#### Dataset records:

++++++

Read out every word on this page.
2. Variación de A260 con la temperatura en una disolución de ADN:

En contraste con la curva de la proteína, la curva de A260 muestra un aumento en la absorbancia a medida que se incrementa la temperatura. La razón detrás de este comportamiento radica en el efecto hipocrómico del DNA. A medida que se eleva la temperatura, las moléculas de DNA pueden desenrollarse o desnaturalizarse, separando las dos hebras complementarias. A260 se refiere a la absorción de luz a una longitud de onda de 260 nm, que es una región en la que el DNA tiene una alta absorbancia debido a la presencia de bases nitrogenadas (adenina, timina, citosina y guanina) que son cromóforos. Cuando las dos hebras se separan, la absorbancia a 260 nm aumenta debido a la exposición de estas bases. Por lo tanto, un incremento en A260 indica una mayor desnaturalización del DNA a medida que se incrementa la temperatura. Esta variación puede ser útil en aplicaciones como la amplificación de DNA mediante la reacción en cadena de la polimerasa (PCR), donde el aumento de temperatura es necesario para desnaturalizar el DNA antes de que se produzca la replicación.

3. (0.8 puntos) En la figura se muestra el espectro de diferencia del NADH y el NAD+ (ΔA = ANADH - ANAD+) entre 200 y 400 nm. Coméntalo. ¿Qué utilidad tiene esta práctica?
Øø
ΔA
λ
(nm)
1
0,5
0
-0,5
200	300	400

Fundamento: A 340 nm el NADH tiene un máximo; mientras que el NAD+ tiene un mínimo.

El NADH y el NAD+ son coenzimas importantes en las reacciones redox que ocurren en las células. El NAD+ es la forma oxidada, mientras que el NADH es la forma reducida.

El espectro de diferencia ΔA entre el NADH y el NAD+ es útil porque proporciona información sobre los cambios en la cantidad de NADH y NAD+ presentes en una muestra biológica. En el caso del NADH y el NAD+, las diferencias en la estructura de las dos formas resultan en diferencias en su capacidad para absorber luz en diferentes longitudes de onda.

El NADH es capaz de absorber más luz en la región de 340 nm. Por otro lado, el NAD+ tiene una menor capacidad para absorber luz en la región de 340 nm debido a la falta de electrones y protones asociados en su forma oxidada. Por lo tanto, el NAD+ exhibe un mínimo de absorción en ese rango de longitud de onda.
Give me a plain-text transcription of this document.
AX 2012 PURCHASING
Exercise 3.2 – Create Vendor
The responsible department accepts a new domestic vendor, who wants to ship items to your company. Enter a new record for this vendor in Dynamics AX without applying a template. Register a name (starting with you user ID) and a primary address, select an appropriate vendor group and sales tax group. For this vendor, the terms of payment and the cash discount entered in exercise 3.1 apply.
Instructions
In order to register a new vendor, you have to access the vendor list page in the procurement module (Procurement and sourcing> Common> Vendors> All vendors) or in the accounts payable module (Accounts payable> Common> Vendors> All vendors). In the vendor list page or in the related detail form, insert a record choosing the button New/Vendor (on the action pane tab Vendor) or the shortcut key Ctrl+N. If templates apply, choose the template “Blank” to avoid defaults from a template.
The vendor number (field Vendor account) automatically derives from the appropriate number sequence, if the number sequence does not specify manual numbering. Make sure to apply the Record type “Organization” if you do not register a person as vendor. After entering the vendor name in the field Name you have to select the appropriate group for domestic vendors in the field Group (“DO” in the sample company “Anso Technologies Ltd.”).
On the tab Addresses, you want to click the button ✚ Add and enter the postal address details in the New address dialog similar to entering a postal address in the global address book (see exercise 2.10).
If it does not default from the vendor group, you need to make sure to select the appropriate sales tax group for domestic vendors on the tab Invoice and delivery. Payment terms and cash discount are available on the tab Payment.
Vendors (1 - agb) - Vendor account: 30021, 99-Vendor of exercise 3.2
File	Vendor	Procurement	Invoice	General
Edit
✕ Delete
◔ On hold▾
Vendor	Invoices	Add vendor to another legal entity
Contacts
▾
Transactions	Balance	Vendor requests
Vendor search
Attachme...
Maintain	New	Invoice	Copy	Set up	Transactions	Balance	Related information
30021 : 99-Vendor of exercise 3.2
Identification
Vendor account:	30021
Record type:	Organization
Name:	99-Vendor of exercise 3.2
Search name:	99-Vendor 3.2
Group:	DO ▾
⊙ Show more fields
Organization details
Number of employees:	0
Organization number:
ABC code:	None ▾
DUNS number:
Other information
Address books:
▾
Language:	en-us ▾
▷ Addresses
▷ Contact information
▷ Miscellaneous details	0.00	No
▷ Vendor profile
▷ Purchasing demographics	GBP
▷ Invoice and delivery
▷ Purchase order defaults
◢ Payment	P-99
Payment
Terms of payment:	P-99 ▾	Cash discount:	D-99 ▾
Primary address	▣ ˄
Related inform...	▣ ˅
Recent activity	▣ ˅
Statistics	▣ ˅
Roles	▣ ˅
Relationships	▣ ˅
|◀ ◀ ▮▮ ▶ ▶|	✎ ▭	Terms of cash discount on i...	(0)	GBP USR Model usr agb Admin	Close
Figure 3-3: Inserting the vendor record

++++++

Search the preceding listing for "from" and extract every line where it is found.

In order to register a new vendor, you have to access the vendor list page in the procurement module (Procurement and sourcing> Common> Vendors> All vendors) or in the accounts payable module (Accounts payable> Common> Vendors> All vendors). In the vendor list page or in the related detail form, insert a record choosing the button New/Vendor (on the action pane tab Vendor) or the shortcut key Ctrl+N. If templates apply, choose the template “Blank” to avoid defaults from a template.
The vendor number (field Vendor account) automatically derives from the appropriate number sequence, if the number sequence does not specify manual numbering. Make sure to apply the Record type “Organization” if you do not register a person as vendor. After entering the vendor name in the field Name you have to select the appropriate group for domestic vendors in the field Group (“DO” in the sample company “Anso Technologies Ltd.”).
If it does not default from the vendor group, you need to make sure to select the appropriate sales tax group for domestic vendors on the tab Invoice and delivery. Payment terms and cash discount are available on the tab Payment.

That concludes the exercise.